◆ Task statement ◆
All records should be reproduced verbatim.

###

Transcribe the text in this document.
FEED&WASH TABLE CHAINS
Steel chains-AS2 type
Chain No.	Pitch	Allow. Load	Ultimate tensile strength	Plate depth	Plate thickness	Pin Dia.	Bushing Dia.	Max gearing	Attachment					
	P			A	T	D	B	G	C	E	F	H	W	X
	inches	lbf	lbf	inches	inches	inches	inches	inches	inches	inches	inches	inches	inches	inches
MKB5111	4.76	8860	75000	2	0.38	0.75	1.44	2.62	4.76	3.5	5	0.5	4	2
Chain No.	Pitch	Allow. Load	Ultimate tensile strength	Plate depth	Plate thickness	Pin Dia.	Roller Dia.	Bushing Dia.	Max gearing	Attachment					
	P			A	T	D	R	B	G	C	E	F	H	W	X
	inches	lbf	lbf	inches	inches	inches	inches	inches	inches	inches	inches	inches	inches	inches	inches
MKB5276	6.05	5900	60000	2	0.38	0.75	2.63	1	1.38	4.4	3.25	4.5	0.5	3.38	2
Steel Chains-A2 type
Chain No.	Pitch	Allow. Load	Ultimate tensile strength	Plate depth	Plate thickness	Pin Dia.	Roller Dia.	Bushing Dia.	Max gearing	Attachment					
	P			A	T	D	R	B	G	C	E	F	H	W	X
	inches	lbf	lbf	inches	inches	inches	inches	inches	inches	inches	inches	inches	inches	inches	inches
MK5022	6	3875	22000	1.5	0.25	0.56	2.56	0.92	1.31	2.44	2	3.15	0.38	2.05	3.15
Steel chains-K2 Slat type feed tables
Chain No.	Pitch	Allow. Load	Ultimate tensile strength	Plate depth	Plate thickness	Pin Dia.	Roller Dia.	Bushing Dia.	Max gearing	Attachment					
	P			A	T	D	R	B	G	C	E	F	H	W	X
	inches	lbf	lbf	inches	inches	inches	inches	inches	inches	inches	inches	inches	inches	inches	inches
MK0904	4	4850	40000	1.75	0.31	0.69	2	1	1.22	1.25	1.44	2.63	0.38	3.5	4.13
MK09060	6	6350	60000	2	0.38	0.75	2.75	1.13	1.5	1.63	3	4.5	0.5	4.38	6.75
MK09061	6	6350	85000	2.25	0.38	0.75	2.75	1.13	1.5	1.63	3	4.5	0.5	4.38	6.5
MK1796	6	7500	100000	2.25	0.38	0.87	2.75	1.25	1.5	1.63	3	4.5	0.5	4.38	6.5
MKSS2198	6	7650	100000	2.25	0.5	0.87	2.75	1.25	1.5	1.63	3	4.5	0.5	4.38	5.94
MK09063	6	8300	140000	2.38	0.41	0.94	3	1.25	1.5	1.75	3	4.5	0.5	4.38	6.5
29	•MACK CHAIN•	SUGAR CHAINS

###

◆ Written response ◆
Transcribe the text in this document.
FEED&WASH TABLE CHAINS
Steel chains-AS2 type
Chain No.	Pitch	Allow. Load	Ultimate tensile strength	Plate depth	Plate thickness	Pin Dia.	Bushing Dia.	Max gearing	Attachment					
	P			A	T	D	B	G	C	E	F	H	W	X
	inches	lbf	lbf	inches	inches	inches	inches	inches	inches	inches	inches	inches	inches	inches
MKB5111	4.76	8860	75000	2	0.38	0.75	1.44	2.62	4.76	3.5	5	0.5	4	2
Chain No.	Pitch	Allow. Load	Ultimate tensile strength	Plate depth	Plate thickness	Pin Dia.	Roller Dia.	Bushing Dia.	Max gearing	Attachment					
	P			A	T	D	R	B	G	C	E	F	H	W	X
	inches	lbf	lbf	inches	inches	inches	inches	inches	inches	inches	inches	inches	inches	inches	inches
MKB5276	6.05	5900	60000	2	0.38	0.75	2.63	1	1.38	4.4	3.25	4.5	0.5	3.38	2
Steel Chains-A2 type
Chain No.	Pitch	Allow. Load	Ultimate tensile strength	Plate depth	Plate thickness	Pin Dia.	Roller Dia.	Bushing Dia.	Max gearing	Attachment					
	P			A	T	D	R	B	G	C	E	F	H	W	X
	inches	lbf	lbf	inches	inches	inches	inches	inches	inches	inches	inches	inches	inches	inches	inches
MK5022	6	3875	22000	1.5	0.25	0.56	2.56	0.92	1.31	2.44	2	3.15	0.38	2.05	3.15
Steel chains-K2 Slat type feed tables
Chain No.	Pitch	Allow. Load	Ultimate tensile strength	Plate depth	Plate thickness	Pin Dia.	Roller Dia.	Bushing Dia.	Max gearing	Attachment					
	P			A	T	D	R	B	G	C	E	F	H	W	X
	inches	lbf	lbf	inches	inches	inches	inches	inches	inches	inches	inches	inches	inches	inches	inches
MK0904	4	4850	40000	1.75	0.31	0.69	2	1	1.22	1.25	1.44	2.63	0.38	3.5	4.13
MK09060	6	6350	60000	2	0.38	0.75	2.75	1.13	1.5	1.63	3	4.5	0.5	4.38	6.75
MK09061	6	6350	85000	2.25	0.38	0.75	2.75	1.13	1.5	1.63	3	4.5	0.5	4.38	6.5
MK1796	6	7500	100000	2.25	0.38	0.87	2.75	1.25	1.5	1.63	3	4.5	0.5	4.38	6.5
MKSS2198	6	7650	100000	2.25	0.5	0.87	2.75	1.25	1.5	1.63	3	4.5	0.5	4.38	5.94
MK09063	6	8300	140000	2.38	0.41	0.94	3	1.25	1.5	1.75	3	4.5	0.5	4.38	6.5
29	•MACK CHAIN•	SUGAR CHAINS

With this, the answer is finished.